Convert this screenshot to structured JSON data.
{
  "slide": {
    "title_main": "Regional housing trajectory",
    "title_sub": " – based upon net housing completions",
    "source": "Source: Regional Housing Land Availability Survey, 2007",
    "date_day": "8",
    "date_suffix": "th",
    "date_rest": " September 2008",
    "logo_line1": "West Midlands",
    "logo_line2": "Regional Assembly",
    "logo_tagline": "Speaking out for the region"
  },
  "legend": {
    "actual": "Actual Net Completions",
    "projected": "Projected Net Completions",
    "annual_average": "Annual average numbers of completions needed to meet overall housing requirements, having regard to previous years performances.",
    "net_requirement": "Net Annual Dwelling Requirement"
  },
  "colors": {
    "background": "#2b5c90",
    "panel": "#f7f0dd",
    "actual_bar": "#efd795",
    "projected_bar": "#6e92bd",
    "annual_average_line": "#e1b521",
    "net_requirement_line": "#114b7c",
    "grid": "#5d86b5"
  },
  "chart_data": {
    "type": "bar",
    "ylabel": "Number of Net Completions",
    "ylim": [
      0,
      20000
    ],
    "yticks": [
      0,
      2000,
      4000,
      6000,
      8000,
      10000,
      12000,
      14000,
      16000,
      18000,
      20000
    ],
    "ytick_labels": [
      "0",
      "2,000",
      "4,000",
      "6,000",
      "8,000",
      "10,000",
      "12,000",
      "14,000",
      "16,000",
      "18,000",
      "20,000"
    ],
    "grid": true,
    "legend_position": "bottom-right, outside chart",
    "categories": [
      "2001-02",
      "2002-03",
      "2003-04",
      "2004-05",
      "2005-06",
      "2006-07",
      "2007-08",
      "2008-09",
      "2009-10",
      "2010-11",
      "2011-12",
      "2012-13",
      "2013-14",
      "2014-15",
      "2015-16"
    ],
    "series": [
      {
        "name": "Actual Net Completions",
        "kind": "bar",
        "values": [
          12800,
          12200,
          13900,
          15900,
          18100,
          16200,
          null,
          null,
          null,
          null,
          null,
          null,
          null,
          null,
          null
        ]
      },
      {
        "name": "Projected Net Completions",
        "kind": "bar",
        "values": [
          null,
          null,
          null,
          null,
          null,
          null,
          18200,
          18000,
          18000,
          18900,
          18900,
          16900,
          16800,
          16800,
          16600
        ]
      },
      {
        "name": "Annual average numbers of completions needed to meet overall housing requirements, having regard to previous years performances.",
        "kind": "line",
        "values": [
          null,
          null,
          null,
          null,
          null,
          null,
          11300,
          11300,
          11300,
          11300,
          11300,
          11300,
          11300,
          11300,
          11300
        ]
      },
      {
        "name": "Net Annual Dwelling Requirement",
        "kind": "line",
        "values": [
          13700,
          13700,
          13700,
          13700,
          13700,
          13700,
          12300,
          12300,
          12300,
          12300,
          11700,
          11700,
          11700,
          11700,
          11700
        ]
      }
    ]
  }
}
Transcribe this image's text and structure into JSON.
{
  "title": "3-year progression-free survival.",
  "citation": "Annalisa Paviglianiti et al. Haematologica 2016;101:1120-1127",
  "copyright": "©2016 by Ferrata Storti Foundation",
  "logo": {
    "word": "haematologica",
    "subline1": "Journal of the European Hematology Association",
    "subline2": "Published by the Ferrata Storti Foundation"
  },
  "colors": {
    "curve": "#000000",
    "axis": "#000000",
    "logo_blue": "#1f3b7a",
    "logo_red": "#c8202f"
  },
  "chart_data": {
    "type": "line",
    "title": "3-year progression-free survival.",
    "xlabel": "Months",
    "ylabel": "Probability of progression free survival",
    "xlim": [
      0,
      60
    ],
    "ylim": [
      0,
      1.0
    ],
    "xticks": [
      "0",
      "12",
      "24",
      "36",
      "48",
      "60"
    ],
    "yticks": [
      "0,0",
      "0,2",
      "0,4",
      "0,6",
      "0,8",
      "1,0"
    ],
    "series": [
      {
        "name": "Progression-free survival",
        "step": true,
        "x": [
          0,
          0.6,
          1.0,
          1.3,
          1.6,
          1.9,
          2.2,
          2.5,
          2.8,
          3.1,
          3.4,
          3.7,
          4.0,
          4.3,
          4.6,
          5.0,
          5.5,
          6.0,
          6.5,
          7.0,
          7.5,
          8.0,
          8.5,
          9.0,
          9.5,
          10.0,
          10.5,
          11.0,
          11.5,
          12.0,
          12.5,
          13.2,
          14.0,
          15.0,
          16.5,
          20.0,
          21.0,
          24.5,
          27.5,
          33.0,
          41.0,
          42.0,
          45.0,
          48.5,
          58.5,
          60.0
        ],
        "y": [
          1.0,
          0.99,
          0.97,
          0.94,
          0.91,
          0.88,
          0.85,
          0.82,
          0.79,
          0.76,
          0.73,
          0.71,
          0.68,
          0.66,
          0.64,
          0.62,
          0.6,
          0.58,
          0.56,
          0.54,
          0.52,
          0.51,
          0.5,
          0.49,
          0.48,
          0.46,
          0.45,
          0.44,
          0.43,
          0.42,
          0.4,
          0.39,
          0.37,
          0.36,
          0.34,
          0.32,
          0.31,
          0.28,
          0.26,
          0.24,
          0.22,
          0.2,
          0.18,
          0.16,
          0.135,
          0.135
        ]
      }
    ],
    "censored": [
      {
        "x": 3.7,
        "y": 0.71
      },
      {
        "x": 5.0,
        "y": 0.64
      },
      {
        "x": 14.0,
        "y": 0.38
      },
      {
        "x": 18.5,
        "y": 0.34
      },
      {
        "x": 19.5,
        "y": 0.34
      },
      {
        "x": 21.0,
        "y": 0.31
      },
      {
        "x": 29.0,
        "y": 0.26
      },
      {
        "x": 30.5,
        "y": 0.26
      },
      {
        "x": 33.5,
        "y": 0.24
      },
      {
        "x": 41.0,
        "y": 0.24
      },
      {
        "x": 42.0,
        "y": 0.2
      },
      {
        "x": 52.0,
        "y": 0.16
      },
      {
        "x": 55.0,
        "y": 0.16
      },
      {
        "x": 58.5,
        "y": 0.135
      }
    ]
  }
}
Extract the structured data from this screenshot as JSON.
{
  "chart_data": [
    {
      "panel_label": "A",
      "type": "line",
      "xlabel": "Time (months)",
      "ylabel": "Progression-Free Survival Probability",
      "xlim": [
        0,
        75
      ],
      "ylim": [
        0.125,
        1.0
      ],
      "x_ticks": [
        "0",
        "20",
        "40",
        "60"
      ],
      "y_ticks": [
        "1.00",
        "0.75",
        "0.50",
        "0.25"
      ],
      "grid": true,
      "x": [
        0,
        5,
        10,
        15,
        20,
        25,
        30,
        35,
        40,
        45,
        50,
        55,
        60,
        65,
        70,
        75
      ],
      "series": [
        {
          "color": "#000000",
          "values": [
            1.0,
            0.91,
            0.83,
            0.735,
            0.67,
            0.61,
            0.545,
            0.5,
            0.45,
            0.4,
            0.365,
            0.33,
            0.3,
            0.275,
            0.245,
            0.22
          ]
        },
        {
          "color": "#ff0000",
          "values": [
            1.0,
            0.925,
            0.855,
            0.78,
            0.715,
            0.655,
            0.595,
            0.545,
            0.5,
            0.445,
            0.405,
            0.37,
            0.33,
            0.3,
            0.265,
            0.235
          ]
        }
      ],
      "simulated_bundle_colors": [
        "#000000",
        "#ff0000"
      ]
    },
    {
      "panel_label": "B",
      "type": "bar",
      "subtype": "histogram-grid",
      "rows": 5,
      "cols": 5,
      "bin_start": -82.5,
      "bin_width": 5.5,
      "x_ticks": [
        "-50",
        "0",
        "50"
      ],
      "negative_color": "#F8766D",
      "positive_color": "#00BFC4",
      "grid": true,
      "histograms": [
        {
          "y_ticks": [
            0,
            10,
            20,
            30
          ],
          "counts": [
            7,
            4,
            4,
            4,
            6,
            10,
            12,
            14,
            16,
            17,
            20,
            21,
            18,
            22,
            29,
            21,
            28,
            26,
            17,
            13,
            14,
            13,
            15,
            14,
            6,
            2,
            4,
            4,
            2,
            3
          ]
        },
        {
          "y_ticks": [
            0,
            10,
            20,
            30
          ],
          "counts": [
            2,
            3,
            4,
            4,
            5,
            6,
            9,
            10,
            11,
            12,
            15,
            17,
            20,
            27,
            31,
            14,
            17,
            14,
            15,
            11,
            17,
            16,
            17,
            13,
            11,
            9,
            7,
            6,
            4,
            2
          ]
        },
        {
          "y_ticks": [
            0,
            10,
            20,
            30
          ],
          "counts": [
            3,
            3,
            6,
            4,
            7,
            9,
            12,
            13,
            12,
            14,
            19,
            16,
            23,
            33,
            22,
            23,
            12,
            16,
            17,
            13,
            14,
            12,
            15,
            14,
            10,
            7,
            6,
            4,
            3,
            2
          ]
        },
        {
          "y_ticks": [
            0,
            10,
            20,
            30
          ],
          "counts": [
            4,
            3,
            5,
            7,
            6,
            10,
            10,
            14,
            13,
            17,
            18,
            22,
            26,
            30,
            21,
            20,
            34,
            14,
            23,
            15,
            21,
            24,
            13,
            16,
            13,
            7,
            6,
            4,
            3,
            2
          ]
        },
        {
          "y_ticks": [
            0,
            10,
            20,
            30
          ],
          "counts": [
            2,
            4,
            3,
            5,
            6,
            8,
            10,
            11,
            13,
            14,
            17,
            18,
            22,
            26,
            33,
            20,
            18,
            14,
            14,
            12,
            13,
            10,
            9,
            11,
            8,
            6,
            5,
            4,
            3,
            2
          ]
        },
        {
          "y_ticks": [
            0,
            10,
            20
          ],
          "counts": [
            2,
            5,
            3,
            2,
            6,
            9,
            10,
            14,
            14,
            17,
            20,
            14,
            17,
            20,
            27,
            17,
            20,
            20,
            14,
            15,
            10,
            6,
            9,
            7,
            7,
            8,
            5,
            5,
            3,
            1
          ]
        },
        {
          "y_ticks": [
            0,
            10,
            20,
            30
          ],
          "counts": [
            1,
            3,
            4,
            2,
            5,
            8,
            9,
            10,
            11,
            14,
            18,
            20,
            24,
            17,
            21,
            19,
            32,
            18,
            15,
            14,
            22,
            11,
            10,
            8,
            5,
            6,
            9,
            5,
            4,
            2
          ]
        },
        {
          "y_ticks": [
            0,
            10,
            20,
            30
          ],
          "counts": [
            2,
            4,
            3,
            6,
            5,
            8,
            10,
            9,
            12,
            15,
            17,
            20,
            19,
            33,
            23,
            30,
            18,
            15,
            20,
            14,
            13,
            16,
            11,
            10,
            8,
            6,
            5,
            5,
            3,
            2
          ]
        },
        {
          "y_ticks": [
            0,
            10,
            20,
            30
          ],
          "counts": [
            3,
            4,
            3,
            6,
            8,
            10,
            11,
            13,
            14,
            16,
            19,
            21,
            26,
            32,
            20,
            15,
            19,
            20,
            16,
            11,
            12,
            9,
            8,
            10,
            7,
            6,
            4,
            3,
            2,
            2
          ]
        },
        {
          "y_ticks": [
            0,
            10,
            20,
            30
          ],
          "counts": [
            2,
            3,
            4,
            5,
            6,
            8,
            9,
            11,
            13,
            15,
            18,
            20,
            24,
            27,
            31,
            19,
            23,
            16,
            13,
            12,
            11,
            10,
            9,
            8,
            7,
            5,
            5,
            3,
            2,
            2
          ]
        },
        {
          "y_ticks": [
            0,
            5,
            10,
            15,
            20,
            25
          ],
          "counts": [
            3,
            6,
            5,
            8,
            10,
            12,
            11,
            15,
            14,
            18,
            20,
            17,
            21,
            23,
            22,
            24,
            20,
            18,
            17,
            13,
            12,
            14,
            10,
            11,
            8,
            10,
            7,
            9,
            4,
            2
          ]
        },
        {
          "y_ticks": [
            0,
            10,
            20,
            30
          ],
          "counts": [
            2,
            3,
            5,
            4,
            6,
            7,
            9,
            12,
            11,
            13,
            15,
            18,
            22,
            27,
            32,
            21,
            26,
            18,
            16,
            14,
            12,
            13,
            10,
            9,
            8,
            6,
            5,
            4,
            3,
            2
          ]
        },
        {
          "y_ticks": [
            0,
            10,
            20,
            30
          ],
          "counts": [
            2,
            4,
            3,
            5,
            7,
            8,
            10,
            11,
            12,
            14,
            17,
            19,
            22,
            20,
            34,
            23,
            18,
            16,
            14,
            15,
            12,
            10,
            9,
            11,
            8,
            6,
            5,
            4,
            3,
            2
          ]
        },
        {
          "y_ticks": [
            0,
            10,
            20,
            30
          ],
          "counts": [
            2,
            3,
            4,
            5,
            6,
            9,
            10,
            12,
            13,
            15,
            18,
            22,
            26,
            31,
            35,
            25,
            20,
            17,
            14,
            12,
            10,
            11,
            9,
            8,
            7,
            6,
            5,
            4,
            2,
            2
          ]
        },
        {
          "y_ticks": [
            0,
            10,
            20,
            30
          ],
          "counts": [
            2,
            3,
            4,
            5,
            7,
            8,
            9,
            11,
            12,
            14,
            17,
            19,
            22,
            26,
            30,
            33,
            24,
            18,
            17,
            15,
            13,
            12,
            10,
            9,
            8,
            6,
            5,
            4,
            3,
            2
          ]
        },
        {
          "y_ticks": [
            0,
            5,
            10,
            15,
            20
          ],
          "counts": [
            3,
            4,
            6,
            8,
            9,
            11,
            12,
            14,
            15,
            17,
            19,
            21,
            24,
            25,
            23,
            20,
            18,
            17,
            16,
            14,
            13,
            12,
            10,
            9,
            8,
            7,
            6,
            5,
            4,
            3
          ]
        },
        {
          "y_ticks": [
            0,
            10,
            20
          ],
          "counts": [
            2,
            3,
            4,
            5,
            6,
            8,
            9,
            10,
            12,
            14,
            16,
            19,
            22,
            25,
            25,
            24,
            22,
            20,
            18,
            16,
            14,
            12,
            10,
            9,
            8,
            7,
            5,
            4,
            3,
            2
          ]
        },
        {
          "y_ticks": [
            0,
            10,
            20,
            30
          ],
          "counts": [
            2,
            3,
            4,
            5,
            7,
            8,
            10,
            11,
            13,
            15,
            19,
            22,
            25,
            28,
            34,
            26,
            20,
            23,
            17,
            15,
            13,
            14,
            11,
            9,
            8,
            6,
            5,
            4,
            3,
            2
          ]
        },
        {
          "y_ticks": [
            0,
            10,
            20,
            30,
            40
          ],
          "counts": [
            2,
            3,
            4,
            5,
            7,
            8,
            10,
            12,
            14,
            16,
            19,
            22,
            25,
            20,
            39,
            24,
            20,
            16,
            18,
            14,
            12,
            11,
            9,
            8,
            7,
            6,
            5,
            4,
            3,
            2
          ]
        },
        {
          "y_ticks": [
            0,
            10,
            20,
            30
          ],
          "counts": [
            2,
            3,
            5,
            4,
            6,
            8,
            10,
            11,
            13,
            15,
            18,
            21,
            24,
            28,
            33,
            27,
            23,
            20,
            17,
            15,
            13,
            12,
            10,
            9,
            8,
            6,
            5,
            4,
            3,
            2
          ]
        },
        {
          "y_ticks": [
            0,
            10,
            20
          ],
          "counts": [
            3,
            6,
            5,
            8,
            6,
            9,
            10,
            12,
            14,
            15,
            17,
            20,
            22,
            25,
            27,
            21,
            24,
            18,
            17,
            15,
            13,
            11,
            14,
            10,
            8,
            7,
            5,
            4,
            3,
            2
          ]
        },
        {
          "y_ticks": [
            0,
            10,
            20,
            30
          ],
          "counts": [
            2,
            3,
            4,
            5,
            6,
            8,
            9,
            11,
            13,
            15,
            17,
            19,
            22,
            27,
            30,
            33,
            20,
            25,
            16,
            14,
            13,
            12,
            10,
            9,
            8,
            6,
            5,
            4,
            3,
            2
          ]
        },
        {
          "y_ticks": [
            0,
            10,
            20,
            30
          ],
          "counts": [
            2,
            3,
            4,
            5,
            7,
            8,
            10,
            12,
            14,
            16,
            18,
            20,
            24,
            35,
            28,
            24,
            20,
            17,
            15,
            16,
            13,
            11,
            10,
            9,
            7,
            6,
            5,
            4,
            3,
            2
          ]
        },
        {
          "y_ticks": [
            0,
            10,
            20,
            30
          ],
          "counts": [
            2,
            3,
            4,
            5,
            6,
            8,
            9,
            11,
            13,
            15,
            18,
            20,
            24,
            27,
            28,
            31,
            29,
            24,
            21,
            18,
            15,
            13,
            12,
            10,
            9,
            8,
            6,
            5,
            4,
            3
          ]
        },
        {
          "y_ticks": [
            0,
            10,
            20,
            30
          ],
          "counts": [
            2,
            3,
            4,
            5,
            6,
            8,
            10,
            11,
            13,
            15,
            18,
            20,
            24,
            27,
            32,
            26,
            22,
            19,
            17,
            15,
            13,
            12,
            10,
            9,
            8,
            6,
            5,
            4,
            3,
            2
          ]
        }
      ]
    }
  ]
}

→ **Your objective**:
Single out each line of the records above with the string "overall" in it, and copy it.

→ **Complete output**:
    "annual_average": "Annual average numbers of completions needed to meet overall housing requirements, having regard to previous years performances.",
        "name": "Annual average numbers of completions needed to meet overall housing requirements, having regard to previous years performances.",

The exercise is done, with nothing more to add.